* _What to work on_
All of the lines below are to be printed again exactly; images are excluded from the output.

+++++

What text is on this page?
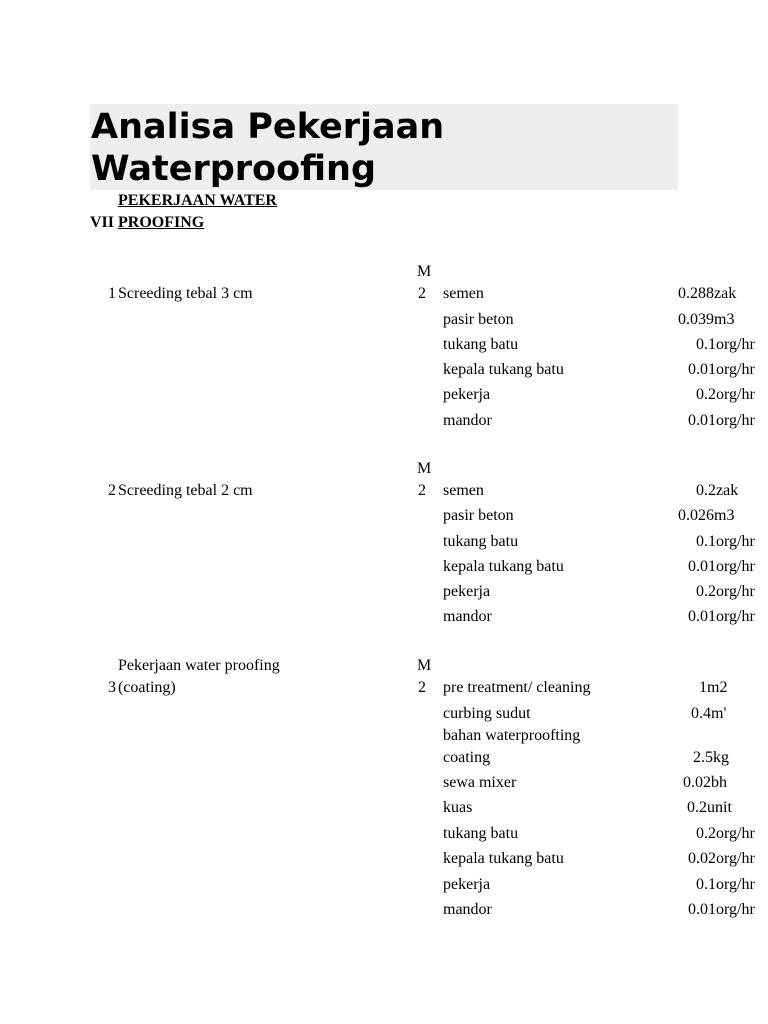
Analisa Pekerjaan Waterproofing
PEKERJAAN WATER
VII PROOFING
M
1 Screeding tebal 3 cm	2 semen	0.288 zak
pasir beton	0.039 m3
tukang batu	0.1 org/hr
kepala tukang batu	0.01 org/hr
pekerja	0.2 org/hr
mandor	0.01 org/hr
M
2 Screeding tebal 2 cm	2 semen	0.2 zak
pasir beton	0.026 m3
tukang batu	0.1 org/hr
kepala tukang batu	0.01 org/hr
pekerja	0.2 org/hr
mandor	0.01 org/hr
Pekerjaan water proofing	M
3 (coating)	2 pre treatment/ cleaning	1 m2
curbing sudut	0.4 m'
bahan waterproofting
coating	2.5 kg
sewa mixer	0.02 bh
kuas	0.2 unit
tukang batu	0.2 org/hr
kepala tukang batu	0.02 org/hr
pekerja	0.1 org/hr
mandor	0.01 org/hr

+++++

* _Response_
What text is on this page?
Analisa Pekerjaan Waterproofing
PEKERJAAN WATER
VII PROOFING
M
1 Screeding tebal 3 cm	2 semen	0.288 zak
pasir beton	0.039 m3
tukang batu	0.1 org/hr
kepala tukang batu	0.01 org/hr
pekerja	0.2 org/hr
mandor	0.01 org/hr
M
2 Screeding tebal 2 cm	2 semen	0.2 zak
pasir beton	0.026 m3
tukang batu	0.1 org/hr
kepala tukang batu	0.01 org/hr
pekerja	0.2 org/hr
mandor	0.01 org/hr
Pekerjaan water proofing	M
3 (coating)	2 pre treatment/ cleaning	1 m2
curbing sudut	0.4 m'
bahan waterproofting
coating	2.5 kg
sewa mixer	0.02 bh
kuas	0.2 unit
tukang batu	0.2 org/hr
kepala tukang batu	0.02 org/hr
pekerja	0.1 org/hr
mandor	0.01 org/hr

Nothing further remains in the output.